EXERCISE DIRECTIONS
Count every line in the following entries where the word "this" appears. Give the count alone.

══ ENTRIES SUPPLIED

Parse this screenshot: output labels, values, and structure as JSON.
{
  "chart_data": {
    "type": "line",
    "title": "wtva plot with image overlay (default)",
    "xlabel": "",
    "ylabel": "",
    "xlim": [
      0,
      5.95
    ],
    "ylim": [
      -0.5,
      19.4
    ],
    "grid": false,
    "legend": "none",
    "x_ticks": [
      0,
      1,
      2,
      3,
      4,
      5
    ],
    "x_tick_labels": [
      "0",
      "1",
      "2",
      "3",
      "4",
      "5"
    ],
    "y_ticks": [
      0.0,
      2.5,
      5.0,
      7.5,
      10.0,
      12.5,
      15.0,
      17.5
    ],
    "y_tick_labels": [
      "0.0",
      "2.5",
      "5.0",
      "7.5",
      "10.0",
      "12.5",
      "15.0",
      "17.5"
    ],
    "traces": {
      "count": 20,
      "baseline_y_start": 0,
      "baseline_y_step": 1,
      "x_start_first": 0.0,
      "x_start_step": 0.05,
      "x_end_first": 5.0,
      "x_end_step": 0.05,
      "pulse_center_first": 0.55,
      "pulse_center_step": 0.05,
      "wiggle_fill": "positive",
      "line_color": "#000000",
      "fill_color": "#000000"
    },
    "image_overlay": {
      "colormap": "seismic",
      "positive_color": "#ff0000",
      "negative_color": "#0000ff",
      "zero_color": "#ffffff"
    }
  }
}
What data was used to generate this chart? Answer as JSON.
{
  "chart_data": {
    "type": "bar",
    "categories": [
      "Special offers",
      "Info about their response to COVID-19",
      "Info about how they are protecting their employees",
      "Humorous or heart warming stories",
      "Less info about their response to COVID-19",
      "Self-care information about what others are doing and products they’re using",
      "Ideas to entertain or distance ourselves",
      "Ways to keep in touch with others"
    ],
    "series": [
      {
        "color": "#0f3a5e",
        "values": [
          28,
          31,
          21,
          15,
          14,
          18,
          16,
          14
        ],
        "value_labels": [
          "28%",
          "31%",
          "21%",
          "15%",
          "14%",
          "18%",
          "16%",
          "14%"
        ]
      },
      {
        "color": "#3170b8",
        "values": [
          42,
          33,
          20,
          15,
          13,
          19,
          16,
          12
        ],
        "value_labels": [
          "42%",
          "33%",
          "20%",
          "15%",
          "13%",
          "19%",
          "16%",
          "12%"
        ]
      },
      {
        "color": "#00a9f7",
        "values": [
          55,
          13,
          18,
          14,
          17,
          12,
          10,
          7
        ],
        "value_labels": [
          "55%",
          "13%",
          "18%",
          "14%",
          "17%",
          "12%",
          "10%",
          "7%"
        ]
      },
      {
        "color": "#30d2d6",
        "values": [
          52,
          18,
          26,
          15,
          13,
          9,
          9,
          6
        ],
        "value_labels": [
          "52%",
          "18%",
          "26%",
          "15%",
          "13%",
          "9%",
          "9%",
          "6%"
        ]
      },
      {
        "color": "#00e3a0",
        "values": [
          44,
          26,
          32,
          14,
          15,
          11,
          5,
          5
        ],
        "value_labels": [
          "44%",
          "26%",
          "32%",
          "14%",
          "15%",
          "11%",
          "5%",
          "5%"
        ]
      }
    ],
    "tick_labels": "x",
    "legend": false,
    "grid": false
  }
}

════

THE ANSWER
2